_Aim_
Each line of the listing that contains the word "every" is to be copied.

_Data entries_

● ● ●

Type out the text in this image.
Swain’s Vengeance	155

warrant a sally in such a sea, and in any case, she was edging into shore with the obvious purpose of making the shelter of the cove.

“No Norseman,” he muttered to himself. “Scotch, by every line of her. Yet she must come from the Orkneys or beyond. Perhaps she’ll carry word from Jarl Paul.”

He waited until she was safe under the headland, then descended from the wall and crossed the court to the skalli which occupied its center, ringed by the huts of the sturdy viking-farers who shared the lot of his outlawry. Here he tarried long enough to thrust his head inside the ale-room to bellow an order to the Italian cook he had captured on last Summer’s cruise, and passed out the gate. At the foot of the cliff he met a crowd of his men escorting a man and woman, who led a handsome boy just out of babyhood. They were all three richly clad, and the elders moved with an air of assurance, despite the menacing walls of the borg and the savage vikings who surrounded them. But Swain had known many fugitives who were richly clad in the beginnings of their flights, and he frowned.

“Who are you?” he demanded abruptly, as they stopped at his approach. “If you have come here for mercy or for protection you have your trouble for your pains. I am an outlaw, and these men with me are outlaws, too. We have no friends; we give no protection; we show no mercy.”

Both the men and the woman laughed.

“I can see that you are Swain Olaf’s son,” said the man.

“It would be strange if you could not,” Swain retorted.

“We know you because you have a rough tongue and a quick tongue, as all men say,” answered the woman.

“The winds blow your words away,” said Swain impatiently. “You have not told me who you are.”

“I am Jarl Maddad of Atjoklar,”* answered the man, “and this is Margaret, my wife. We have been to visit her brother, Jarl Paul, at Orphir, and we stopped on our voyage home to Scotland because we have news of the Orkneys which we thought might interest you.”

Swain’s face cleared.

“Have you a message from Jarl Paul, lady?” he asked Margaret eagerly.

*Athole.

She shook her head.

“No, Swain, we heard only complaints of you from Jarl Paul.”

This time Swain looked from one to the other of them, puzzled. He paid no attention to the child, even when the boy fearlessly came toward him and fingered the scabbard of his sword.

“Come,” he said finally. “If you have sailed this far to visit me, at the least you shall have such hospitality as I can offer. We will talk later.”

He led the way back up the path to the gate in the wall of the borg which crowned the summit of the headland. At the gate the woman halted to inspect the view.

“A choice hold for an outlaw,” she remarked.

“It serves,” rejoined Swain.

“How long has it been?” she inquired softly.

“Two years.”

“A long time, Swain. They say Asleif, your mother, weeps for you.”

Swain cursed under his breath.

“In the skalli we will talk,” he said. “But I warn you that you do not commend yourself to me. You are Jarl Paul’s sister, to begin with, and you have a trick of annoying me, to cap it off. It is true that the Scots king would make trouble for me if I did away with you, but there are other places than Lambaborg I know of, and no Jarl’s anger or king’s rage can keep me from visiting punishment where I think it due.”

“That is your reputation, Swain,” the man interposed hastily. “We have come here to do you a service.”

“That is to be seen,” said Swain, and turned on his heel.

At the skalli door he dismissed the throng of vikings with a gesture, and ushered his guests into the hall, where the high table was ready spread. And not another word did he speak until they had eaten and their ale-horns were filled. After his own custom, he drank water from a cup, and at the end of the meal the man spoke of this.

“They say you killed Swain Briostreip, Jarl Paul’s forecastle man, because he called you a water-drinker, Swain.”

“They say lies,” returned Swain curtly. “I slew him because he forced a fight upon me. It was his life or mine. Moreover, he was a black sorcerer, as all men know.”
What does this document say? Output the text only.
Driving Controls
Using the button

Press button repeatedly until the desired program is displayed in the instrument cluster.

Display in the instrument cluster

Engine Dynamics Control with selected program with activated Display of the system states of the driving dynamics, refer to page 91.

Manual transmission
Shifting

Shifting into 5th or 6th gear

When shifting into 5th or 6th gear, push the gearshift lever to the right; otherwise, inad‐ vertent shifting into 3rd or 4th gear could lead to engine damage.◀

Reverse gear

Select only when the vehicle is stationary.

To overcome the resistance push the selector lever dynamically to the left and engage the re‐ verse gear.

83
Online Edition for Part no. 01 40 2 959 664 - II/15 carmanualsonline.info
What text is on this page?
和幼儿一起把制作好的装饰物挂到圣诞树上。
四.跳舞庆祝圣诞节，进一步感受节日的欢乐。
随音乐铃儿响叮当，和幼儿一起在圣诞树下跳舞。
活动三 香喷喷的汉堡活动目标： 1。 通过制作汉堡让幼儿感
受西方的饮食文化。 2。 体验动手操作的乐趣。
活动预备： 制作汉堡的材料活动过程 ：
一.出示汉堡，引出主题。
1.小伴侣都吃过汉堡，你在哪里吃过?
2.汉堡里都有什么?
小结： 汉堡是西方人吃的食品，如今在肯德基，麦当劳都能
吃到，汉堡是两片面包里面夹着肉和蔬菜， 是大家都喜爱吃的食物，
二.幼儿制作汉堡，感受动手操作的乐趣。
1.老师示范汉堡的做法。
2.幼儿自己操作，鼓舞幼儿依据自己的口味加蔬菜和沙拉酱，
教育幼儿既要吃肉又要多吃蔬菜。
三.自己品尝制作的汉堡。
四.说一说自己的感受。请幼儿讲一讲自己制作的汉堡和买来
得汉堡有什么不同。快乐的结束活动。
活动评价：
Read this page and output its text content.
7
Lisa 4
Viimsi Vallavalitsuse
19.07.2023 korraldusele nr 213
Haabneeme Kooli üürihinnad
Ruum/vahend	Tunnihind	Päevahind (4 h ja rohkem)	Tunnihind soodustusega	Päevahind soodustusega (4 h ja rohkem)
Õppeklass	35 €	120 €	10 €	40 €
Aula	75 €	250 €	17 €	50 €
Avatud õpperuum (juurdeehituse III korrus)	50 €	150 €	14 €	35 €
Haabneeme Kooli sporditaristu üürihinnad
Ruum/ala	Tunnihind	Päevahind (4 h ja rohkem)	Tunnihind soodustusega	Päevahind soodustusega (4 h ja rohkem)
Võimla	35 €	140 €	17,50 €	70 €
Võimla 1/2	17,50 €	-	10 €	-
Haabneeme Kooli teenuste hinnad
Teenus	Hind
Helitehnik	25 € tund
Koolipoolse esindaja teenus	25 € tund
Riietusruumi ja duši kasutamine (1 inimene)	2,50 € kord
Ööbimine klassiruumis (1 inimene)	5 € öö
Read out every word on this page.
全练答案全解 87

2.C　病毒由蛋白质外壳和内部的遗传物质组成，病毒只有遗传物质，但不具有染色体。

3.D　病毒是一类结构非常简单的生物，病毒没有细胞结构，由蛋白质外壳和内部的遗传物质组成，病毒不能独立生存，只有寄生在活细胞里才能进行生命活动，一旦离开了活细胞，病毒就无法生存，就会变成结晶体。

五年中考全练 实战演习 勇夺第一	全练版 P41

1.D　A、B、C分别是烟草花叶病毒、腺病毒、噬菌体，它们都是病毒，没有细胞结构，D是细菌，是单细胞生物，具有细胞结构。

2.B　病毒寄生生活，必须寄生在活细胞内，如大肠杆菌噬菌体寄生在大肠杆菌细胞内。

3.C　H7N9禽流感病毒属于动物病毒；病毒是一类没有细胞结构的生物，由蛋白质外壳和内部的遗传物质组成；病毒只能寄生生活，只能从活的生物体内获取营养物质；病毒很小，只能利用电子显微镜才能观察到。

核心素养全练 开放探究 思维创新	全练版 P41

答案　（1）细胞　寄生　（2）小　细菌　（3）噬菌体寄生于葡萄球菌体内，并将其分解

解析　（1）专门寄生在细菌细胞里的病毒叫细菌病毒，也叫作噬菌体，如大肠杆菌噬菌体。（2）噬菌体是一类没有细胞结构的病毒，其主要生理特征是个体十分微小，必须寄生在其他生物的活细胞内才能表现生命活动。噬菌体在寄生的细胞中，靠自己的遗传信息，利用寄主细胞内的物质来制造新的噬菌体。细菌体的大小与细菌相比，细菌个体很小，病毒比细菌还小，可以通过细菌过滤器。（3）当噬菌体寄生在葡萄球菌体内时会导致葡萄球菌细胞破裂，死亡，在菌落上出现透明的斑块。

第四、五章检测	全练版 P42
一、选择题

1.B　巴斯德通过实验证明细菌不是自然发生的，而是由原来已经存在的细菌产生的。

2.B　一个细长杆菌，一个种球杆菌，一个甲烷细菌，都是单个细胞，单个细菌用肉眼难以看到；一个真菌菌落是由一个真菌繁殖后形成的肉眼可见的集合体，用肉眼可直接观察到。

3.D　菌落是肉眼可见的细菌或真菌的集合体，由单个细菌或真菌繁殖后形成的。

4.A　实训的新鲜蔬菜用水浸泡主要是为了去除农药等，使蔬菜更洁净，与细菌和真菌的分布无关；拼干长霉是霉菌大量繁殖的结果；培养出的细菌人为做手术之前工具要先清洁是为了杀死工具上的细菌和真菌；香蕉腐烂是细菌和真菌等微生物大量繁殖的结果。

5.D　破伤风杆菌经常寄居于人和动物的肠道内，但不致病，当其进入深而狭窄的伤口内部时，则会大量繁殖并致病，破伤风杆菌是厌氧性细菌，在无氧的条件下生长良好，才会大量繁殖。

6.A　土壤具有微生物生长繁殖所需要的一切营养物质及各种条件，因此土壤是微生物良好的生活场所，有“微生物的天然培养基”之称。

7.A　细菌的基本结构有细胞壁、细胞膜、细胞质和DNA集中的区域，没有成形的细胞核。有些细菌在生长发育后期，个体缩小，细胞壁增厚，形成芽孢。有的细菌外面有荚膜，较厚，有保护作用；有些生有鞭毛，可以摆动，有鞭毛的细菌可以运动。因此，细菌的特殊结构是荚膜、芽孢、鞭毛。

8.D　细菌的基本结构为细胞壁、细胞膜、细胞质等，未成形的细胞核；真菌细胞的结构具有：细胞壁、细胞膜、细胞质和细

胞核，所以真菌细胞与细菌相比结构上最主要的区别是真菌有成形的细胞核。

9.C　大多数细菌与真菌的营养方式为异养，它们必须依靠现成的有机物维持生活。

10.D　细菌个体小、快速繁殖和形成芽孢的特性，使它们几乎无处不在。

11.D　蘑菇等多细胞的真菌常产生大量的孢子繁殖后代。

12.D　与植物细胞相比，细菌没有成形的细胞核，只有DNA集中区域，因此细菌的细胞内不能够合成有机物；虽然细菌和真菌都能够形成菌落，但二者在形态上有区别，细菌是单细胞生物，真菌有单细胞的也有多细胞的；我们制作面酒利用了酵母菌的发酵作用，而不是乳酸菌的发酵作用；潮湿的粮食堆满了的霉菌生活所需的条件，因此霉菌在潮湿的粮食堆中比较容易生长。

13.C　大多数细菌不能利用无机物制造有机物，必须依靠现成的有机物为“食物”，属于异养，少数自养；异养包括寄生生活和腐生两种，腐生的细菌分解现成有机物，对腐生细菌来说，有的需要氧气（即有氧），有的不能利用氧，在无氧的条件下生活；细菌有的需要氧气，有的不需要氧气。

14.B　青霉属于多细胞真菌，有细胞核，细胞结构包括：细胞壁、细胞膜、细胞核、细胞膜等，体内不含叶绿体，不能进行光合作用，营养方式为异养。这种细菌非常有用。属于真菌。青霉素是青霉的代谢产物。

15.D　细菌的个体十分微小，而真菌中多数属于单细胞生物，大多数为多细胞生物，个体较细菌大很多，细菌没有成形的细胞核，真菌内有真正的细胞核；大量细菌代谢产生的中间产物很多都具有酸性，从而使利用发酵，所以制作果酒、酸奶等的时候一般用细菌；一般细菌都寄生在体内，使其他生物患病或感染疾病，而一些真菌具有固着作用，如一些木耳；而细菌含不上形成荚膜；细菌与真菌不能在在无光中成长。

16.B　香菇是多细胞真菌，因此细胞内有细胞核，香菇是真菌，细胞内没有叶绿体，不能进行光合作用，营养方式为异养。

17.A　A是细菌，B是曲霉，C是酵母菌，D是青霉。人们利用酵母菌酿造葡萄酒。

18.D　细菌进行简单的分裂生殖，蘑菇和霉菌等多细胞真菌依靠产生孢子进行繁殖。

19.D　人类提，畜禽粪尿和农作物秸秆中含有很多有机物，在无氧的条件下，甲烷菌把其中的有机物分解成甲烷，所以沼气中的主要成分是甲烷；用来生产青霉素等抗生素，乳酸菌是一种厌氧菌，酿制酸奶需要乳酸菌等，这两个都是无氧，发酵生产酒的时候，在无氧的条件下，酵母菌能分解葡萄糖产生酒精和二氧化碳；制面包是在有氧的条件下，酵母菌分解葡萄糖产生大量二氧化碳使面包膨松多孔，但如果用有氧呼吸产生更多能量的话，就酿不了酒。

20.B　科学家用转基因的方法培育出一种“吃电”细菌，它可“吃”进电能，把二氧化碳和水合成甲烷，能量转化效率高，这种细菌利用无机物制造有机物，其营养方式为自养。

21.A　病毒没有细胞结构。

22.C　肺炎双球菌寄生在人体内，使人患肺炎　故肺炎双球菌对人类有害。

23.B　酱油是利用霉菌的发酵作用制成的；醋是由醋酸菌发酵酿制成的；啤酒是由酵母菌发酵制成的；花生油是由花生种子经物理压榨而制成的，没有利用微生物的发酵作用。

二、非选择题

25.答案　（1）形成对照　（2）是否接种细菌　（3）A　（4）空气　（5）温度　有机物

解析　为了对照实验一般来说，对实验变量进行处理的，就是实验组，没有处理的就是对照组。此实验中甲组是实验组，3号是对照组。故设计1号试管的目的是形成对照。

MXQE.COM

● ● ●

_Completed exercise_
“No Norseman,” he muttered to himself. “Scotch, by every line of her. Yet she must come from the Orkneys or beyond. Perhaps she’ll carry word from Jarl Paul.”
Read out every word on this page.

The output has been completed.